OBJECTIVE: Copy out all lines that carry the word "little".

RECORDS FOR THE TASK:
·····

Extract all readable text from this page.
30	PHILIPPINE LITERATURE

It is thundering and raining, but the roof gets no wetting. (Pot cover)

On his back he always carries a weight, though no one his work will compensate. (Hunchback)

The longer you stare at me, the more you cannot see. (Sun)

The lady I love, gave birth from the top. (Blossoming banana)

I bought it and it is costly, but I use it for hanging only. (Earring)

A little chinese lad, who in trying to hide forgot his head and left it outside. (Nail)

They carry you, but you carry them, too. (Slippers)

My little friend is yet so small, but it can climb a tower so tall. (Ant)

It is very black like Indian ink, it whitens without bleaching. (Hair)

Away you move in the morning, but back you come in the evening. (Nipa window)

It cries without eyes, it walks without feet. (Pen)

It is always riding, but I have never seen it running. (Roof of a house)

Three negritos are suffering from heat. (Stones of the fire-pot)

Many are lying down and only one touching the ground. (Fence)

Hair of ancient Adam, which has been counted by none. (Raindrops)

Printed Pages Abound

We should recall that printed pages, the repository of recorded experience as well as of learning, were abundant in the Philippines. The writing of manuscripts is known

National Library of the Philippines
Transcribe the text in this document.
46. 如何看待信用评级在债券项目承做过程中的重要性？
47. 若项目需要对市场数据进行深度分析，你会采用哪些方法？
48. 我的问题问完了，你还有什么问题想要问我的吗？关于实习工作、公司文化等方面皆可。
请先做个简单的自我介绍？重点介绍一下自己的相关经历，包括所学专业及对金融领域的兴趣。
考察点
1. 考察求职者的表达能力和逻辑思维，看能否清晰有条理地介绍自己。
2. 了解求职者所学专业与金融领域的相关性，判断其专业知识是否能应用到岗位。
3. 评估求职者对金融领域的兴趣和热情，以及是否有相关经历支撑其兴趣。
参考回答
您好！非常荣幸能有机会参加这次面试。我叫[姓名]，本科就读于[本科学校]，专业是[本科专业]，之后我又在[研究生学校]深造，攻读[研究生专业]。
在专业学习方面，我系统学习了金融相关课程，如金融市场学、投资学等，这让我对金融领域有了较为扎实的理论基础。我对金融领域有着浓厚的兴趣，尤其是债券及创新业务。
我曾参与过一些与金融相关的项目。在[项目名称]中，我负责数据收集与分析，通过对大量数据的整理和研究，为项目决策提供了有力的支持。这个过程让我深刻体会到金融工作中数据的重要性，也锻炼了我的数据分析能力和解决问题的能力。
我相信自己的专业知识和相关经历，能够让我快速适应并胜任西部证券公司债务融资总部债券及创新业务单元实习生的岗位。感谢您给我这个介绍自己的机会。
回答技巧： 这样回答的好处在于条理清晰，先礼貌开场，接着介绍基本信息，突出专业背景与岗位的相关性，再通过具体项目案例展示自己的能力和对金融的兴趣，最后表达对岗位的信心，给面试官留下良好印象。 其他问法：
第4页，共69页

·····

WORKED SOLUTION:
A little chinese lad, who in trying to hide forgot his head and left it outside. (Nail)
My little friend is yet so small, but it can climb a tower so tall. (Ant)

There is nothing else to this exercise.